#### Supplied entries:
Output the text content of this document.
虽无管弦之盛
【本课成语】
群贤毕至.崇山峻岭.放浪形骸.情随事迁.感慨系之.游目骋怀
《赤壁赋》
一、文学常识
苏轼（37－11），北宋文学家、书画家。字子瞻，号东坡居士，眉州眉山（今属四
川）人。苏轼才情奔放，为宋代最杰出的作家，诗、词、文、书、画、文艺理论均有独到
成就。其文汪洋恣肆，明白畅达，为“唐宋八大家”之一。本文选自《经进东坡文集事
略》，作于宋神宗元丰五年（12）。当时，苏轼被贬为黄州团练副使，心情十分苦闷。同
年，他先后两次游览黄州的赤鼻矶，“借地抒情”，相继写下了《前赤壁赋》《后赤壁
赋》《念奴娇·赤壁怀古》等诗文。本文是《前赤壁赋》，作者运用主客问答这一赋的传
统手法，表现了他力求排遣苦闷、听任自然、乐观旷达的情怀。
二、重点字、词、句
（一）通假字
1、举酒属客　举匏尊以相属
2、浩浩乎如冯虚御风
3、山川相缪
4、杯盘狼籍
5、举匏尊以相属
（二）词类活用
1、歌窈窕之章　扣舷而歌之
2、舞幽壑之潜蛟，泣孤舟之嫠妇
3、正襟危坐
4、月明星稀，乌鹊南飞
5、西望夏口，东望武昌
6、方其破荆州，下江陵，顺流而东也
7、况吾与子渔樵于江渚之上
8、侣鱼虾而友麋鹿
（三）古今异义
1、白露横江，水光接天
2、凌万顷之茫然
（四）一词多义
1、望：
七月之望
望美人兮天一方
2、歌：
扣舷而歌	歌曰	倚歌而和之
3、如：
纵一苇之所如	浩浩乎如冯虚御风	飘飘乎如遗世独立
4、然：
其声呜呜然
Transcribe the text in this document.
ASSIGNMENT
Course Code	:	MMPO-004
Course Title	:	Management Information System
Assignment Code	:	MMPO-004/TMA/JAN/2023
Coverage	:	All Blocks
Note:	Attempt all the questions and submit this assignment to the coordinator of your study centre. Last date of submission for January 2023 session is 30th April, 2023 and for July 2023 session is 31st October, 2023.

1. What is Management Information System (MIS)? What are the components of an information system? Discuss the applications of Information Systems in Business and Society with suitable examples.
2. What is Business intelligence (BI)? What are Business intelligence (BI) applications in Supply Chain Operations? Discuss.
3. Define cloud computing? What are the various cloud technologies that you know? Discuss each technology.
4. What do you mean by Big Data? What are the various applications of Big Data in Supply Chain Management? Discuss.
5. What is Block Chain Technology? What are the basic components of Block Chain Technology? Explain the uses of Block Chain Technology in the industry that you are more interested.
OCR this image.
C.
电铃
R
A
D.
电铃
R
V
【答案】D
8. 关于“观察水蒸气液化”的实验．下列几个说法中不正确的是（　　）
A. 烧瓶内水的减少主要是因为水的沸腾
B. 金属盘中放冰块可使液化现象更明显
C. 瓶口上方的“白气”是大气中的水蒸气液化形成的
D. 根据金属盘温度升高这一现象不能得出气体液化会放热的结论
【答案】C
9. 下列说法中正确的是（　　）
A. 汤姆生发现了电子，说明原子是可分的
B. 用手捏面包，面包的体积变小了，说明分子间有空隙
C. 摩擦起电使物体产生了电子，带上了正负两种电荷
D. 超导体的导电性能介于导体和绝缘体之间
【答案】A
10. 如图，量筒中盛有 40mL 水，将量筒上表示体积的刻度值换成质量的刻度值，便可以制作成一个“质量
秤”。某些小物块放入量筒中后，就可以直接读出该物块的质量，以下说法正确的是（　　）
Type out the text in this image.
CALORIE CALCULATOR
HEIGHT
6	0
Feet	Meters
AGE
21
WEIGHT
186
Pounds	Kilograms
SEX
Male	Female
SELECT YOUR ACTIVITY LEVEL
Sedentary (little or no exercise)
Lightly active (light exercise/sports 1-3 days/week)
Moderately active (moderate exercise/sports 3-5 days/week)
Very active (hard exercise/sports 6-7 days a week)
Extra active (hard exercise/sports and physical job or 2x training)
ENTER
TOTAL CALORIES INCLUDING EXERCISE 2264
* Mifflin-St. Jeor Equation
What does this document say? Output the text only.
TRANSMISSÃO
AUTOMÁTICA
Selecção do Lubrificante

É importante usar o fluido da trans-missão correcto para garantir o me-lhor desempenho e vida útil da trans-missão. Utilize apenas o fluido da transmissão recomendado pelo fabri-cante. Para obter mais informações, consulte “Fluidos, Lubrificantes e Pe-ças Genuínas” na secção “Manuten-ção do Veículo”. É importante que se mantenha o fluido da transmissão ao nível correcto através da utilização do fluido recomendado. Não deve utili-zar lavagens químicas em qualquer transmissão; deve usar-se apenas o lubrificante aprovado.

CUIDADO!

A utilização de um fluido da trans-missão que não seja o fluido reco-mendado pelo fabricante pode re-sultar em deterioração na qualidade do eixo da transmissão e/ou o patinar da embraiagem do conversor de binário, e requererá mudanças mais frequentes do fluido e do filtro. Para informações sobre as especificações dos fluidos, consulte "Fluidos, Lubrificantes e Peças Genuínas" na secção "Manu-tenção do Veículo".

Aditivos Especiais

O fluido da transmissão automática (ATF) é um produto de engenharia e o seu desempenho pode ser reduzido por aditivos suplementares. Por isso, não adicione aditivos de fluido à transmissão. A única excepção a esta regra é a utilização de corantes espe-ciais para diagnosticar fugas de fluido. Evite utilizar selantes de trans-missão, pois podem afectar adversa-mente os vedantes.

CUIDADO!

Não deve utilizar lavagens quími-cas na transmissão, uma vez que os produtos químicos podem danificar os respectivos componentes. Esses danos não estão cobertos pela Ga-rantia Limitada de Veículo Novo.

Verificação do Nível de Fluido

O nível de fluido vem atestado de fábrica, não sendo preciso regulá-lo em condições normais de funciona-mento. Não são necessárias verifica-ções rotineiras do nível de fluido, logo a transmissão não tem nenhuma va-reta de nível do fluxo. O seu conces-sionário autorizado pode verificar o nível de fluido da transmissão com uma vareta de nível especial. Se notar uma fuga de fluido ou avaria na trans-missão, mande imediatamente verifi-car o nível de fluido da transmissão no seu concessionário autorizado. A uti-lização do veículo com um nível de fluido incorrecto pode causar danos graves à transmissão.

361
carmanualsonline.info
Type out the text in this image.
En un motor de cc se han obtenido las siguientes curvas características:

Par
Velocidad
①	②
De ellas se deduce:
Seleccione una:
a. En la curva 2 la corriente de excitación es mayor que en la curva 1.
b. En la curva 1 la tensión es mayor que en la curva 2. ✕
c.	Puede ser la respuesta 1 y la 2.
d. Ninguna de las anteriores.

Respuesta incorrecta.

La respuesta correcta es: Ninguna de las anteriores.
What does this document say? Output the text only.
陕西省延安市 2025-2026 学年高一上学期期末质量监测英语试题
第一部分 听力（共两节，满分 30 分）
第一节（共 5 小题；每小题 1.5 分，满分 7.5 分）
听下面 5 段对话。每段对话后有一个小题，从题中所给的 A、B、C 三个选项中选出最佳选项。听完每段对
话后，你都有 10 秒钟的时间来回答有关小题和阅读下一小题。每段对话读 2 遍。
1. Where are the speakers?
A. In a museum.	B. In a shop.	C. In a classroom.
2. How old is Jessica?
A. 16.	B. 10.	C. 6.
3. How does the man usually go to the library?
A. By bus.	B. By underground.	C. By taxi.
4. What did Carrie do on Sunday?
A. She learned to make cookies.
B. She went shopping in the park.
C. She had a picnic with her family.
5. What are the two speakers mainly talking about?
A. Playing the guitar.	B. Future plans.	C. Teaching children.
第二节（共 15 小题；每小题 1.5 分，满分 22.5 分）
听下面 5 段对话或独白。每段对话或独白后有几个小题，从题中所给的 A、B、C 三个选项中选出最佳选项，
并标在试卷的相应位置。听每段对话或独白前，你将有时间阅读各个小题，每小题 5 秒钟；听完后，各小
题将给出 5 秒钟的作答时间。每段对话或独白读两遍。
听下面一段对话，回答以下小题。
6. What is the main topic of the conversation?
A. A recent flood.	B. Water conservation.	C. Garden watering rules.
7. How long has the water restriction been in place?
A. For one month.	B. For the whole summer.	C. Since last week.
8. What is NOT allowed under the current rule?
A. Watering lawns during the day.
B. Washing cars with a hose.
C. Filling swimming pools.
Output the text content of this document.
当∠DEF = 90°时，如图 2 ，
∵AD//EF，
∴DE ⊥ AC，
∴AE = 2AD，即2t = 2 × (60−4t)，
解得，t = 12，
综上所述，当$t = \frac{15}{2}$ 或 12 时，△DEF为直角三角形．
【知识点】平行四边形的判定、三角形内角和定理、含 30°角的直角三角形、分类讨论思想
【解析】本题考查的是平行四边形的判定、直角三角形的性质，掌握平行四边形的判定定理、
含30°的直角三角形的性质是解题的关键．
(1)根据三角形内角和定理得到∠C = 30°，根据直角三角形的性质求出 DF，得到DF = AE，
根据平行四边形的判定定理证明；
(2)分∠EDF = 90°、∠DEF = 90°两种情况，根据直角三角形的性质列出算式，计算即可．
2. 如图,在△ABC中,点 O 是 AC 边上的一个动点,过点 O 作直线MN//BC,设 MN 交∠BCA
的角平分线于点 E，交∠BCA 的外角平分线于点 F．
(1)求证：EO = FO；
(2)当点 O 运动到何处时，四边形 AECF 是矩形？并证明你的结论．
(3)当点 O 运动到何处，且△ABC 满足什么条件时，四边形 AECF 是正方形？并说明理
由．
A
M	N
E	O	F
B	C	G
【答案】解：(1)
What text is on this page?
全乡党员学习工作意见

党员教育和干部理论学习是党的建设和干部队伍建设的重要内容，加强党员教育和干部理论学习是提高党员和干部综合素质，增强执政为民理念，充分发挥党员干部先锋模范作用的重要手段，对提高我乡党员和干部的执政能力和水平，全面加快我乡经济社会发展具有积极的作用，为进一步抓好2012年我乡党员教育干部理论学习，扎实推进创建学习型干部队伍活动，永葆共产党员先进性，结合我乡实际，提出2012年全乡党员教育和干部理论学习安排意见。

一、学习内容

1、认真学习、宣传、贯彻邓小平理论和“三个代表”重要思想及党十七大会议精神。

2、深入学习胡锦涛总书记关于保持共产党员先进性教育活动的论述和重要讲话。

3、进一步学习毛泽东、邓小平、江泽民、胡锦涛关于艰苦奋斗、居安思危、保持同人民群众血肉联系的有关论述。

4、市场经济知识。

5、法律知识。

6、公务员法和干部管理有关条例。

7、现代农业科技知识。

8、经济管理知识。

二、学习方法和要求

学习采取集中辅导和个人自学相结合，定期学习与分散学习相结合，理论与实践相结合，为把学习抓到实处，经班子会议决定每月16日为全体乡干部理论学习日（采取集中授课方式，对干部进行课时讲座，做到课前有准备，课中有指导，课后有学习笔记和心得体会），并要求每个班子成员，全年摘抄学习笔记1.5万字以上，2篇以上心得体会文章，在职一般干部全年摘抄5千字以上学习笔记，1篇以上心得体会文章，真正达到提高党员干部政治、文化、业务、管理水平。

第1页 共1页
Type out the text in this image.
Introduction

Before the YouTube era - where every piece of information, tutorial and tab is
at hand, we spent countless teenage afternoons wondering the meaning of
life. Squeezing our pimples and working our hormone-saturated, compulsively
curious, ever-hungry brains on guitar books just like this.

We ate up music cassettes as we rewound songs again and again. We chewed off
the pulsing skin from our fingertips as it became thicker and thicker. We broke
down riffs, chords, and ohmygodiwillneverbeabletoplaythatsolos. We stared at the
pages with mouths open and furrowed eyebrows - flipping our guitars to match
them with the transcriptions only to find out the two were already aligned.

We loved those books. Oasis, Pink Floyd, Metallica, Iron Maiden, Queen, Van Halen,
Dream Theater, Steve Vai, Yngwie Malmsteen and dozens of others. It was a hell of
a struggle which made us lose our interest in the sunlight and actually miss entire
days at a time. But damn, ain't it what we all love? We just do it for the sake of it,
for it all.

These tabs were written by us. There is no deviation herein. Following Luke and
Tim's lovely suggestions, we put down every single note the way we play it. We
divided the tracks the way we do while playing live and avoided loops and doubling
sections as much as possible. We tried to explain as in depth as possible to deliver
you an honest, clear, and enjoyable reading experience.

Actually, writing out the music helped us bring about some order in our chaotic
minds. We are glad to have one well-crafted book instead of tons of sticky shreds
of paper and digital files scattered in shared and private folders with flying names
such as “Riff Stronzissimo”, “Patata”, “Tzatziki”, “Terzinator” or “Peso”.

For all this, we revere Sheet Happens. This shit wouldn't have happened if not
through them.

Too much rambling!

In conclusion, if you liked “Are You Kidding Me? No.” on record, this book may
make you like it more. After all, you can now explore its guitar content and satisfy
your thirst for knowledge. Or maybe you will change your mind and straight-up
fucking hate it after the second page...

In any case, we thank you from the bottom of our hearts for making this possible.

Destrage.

#### Problem details:
Count the lines that include the word "possible" and state the result as a bare number.

#### Output for this task:
2